Records about charts and figures:

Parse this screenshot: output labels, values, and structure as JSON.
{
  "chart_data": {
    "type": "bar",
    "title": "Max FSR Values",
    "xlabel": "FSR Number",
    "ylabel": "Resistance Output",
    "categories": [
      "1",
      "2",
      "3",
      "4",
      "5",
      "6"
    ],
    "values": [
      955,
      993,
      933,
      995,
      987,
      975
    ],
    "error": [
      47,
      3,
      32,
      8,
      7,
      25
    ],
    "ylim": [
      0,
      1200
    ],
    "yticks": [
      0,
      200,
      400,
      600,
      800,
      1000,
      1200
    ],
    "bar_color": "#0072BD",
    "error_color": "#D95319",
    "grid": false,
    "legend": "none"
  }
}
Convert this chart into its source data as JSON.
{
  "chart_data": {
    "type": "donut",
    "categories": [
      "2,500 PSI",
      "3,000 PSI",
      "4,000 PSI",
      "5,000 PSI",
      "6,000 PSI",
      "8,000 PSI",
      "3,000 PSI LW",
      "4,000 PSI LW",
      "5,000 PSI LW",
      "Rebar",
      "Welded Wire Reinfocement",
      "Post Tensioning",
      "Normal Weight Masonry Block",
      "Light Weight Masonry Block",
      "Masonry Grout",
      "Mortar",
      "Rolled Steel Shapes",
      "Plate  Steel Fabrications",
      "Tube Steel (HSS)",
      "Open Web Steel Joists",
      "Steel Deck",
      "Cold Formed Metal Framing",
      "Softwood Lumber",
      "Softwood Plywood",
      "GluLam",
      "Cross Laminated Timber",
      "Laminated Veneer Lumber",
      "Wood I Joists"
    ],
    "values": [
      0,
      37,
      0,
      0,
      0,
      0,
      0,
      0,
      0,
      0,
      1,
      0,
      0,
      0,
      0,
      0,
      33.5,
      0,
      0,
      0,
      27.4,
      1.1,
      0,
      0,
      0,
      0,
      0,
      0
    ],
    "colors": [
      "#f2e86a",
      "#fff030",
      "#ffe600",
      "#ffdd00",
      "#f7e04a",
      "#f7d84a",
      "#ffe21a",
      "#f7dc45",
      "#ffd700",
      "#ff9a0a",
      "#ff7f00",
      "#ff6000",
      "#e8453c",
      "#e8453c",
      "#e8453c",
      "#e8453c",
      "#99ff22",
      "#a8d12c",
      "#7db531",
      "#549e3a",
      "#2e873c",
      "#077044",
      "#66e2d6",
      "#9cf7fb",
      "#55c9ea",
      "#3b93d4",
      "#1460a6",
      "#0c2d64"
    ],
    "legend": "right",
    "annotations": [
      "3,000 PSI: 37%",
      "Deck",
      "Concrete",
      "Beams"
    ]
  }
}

**Job:** List the lines of the entries that include "Laminated".

**Complete answer:**
      "Cross Laminated Timber",
      "Laminated Veneer Lumber",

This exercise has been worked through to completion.